Stored entries

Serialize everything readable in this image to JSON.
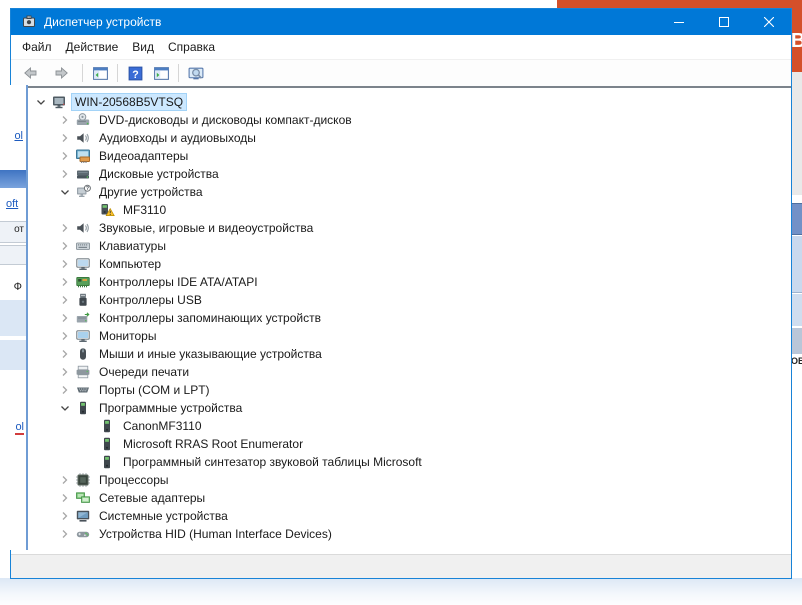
{
  "window": {
    "title": "Диспетчер устройств",
    "controls": [
      {
        "name": "minimize"
      },
      {
        "name": "maximize"
      },
      {
        "name": "close"
      }
    ]
  },
  "menu": {
    "items": [
      {
        "label": "Файл"
      },
      {
        "label": "Действие"
      },
      {
        "label": "Вид"
      },
      {
        "label": "Справка"
      }
    ]
  },
  "toolbar": {
    "buttons": [
      {
        "name": "back"
      },
      {
        "name": "forward"
      },
      {
        "name": "show-console-tree"
      },
      {
        "name": "help"
      },
      {
        "name": "show-action-pane"
      },
      {
        "name": "scan-hardware-changes"
      }
    ]
  },
  "tree": {
    "items": [
      {
        "label": "WIN-20568B5VTSQ",
        "level": 0,
        "state": "expanded",
        "icon": "computer-icon",
        "selected": true
      },
      {
        "label": "DVD-дисководы и дисководы компакт-дисков",
        "level": 1,
        "state": "collapsed",
        "icon": "dvd-drive-icon",
        "selected": false
      },
      {
        "label": "Аудиовходы и аудиовыходы",
        "level": 1,
        "state": "collapsed",
        "icon": "audio-icon",
        "selected": false
      },
      {
        "label": "Видеоадаптеры",
        "level": 1,
        "state": "collapsed",
        "icon": "display-adapter-icon",
        "selected": false
      },
      {
        "label": "Дисковые устройства",
        "level": 1,
        "state": "collapsed",
        "icon": "disk-drive-icon",
        "selected": false
      },
      {
        "label": "Другие устройства",
        "level": 1,
        "state": "expanded",
        "icon": "unknown-device-icon",
        "selected": false
      },
      {
        "label": "MF3110",
        "level": 2,
        "state": "leaf",
        "icon": "warning-device-icon",
        "selected": false
      },
      {
        "label": "Звуковые, игровые и видеоустройства",
        "level": 1,
        "state": "collapsed",
        "icon": "audio-icon",
        "selected": false
      },
      {
        "label": "Клавиатуры",
        "level": 1,
        "state": "collapsed",
        "icon": "keyboard-icon",
        "selected": false
      },
      {
        "label": "Компьютер",
        "level": 1,
        "state": "collapsed",
        "icon": "computer-monitor-icon",
        "selected": false
      },
      {
        "label": "Контроллеры IDE ATA/ATAPI",
        "level": 1,
        "state": "collapsed",
        "icon": "ide-controller-icon",
        "selected": false
      },
      {
        "label": "Контроллеры USB",
        "level": 1,
        "state": "collapsed",
        "icon": "usb-controller-icon",
        "selected": false
      },
      {
        "label": "Контроллеры запоминающих устройств",
        "level": 1,
        "state": "collapsed",
        "icon": "storage-controller-icon",
        "selected": false
      },
      {
        "label": "Мониторы",
        "level": 1,
        "state": "collapsed",
        "icon": "monitor-icon",
        "selected": false
      },
      {
        "label": "Мыши и иные указывающие устройства",
        "level": 1,
        "state": "collapsed",
        "icon": "mouse-icon",
        "selected": false
      },
      {
        "label": "Очереди печати",
        "level": 1,
        "state": "collapsed",
        "icon": "printer-icon",
        "selected": false
      },
      {
        "label": "Порты (COM и LPT)",
        "level": 1,
        "state": "collapsed",
        "icon": "ports-icon",
        "selected": false
      },
      {
        "label": "Программные устройства",
        "level": 1,
        "state": "expanded",
        "icon": "software-device-icon",
        "selected": false
      },
      {
        "label": "CanonMF3110",
        "level": 2,
        "state": "leaf",
        "icon": "software-device-icon",
        "selected": false
      },
      {
        "label": "Microsoft RRAS Root Enumerator",
        "level": 2,
        "state": "leaf",
        "icon": "software-device-icon",
        "selected": false
      },
      {
        "label": "Программный синтезатор звуковой таблицы Microsoft",
        "level": 2,
        "state": "leaf",
        "icon": "software-device-icon",
        "selected": false
      },
      {
        "label": "Процессоры",
        "level": 1,
        "state": "collapsed",
        "icon": "processor-icon",
        "selected": false
      },
      {
        "label": "Сетевые адаптеры",
        "level": 1,
        "state": "collapsed",
        "icon": "network-adapter-icon",
        "selected": false
      },
      {
        "label": "Системные устройства",
        "level": 1,
        "state": "collapsed",
        "icon": "system-device-icon",
        "selected": false
      },
      {
        "label": "Устройства HID (Human Interface Devices)",
        "level": 1,
        "state": "collapsed",
        "icon": "hid-device-icon",
        "selected": false
      }
    ]
  },
  "background": {
    "left_window_fragments": [
      {
        "text": "ol"
      },
      {
        "text": "oft"
      },
      {
        "text": "от"
      },
      {
        "text": "Ф"
      },
      {
        "text": "ol"
      }
    ],
    "right_edge_fragment": "ОВ",
    "top_letter_fragment": "B"
  },
  "colors": {
    "titlebar_blue": "#0078d7",
    "selection_blue": "#cce8ff",
    "warning_yellow": "#fdc22d",
    "background_orange": "#d4502a"
  }
}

## Work instructions
Where a line in the material contains "Microsoft", copy that line.

## Finished task
        "label": "Microsoft RRAS Root Enumerator",
        "label": "Программный синтезатор звуковой таблицы Microsoft",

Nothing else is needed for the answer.